** Begin The records **

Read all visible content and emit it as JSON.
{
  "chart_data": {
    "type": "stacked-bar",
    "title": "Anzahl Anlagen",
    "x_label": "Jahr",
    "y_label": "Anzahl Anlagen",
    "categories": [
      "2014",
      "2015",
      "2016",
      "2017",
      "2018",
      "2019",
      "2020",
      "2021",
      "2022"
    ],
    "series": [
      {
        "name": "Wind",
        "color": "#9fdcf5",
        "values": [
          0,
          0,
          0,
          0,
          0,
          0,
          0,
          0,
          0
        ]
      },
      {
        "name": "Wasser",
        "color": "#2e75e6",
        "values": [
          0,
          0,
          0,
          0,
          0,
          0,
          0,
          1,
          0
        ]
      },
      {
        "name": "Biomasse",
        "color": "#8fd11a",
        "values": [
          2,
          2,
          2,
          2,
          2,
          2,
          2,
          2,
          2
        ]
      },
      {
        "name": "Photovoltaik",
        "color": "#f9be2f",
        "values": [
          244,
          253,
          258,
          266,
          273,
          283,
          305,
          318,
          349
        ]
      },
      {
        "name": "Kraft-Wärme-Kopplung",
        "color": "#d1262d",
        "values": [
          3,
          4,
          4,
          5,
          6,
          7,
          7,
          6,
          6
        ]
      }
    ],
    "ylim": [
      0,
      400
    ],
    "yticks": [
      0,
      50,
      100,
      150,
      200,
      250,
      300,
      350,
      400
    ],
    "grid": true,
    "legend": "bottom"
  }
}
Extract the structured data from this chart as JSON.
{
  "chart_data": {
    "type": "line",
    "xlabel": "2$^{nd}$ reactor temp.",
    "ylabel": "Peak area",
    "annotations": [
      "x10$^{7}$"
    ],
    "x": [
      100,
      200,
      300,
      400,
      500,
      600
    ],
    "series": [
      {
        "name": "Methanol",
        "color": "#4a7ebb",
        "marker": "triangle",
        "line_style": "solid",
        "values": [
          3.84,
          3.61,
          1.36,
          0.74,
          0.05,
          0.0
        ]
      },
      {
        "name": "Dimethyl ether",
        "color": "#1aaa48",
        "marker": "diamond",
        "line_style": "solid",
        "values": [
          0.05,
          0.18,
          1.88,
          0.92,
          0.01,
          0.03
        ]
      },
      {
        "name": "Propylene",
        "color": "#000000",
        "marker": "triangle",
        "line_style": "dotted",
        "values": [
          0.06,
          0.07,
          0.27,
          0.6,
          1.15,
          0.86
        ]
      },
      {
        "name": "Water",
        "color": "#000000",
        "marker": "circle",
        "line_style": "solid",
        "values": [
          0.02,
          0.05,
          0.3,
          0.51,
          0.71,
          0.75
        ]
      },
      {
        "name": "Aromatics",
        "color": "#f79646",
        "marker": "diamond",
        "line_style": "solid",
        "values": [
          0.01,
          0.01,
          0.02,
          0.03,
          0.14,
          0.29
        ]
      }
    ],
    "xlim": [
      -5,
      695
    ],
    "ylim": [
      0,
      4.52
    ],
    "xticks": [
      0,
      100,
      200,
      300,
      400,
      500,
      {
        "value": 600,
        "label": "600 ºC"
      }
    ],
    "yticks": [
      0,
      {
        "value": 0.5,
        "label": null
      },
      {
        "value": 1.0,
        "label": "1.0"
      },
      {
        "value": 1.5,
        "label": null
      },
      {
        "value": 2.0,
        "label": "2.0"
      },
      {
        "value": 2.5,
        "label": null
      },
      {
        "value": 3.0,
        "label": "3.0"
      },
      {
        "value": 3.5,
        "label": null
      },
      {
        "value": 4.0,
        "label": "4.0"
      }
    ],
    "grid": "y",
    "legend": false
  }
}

** End The records **

Written request: Go through the data and return every record exactly.

Full answer:
Read all visible content and emit it as JSON.
{
  "chart_data": {
    "type": "stacked-bar",
    "title": "Anzahl Anlagen",
    "x_label": "Jahr",
    "y_label": "Anzahl Anlagen",
    "categories": [
      "2014",
      "2015",
      "2016",
      "2017",
      "2018",
      "2019",
      "2020",
      "2021",
      "2022"
    ],
    "series": [
      {
        "name": "Wind",
        "color": "#9fdcf5",
        "values": [
          0,
          0,
          0,
          0,
          0,
          0,
          0,
          0,
          0
        ]
      },
      {
        "name": "Wasser",
        "color": "#2e75e6",
        "values": [
          0,
          0,
          0,
          0,
          0,
          0,
          0,
          1,
          0
        ]
      },
      {
        "name": "Biomasse",
        "color": "#8fd11a",
        "values": [
          2,
          2,
          2,
          2,
          2,
          2,
          2,
          2,
          2
        ]
      },
      {
        "name": "Photovoltaik",
        "color": "#f9be2f",
        "values": [
          244,
          253,
          258,
          266,
          273,
          283,
          305,
          318,
          349
        ]
      },
      {
        "name": "Kraft-Wärme-Kopplung",
        "color": "#d1262d",
        "values": [
          3,
          4,
          4,
          5,
          6,
          7,
          7,
          6,
          6
        ]
      }
    ],
    "ylim": [
      0,
      400
    ],
    "yticks": [
      0,
      50,
      100,
      150,
      200,
      250,
      300,
      350,
      400
    ],
    "grid": true,
    "legend": "bottom"
  }
}
Extract the structured data from this chart as JSON.
{
  "chart_data": {
    "type": "line",
    "xlabel": "2$^{nd}$ reactor temp.",
    "ylabel": "Peak area",
    "annotations": [
      "x10$^{7}$"
    ],
    "x": [
      100,
      200,
      300,
      400,
      500,
      600
    ],
    "series": [
      {
        "name": "Methanol",
        "color": "#4a7ebb",
        "marker": "triangle",
        "line_style": "solid",
        "values": [
          3.84,
          3.61,
          1.36,
          0.74,
          0.05,
          0.0
        ]
      },
      {
        "name": "Dimethyl ether",
        "color": "#1aaa48",
        "marker": "diamond",
        "line_style": "solid",
        "values": [
          0.05,
          0.18,
          1.88,
          0.92,
          0.01,
          0.03
        ]
      },
      {
        "name": "Propylene",
        "color": "#000000",
        "marker": "triangle",
        "line_style": "dotted",
        "values": [
          0.06,
          0.07,
          0.27,
          0.6,
          1.15,
          0.86
        ]
      },
      {
        "name": "Water",
        "color": "#000000",
        "marker": "circle",
        "line_style": "solid",
        "values": [
          0.02,
          0.05,
          0.3,
          0.51,
          0.71,
          0.75
        ]
      },
      {
        "name": "Aromatics",
        "color": "#f79646",
        "marker": "diamond",
        "line_style": "solid",
        "values": [
          0.01,
          0.01,
          0.02,
          0.03,
          0.14,
          0.29
        ]
      }
    ],
    "xlim": [
      -5,
      695
    ],
    "ylim": [
      0,
      4.52
    ],
    "xticks": [
      0,
      100,
      200,
      300,
      400,
      500,
      {
        "value": 600,
        "label": "600 ºC"
      }
    ],
    "yticks": [
      0,
      {
        "value": 0.5,
        "label": null
      },
      {
        "value": 1.0,
        "label": "1.0"
      },
      {
        "value": 1.5,
        "label": null
      },
      {
        "value": 2.0,
        "label": "2.0"
      },
      {
        "value": 2.5,
        "label": null
      },
      {
        "value": 3.0,
        "label": "3.0"
      },
      {
        "value": 3.5,
        "label": null
      },
      {
        "value": 4.0,
        "label": "4.0"
      }
    ],
    "grid": "y",
    "legend": false
  }
}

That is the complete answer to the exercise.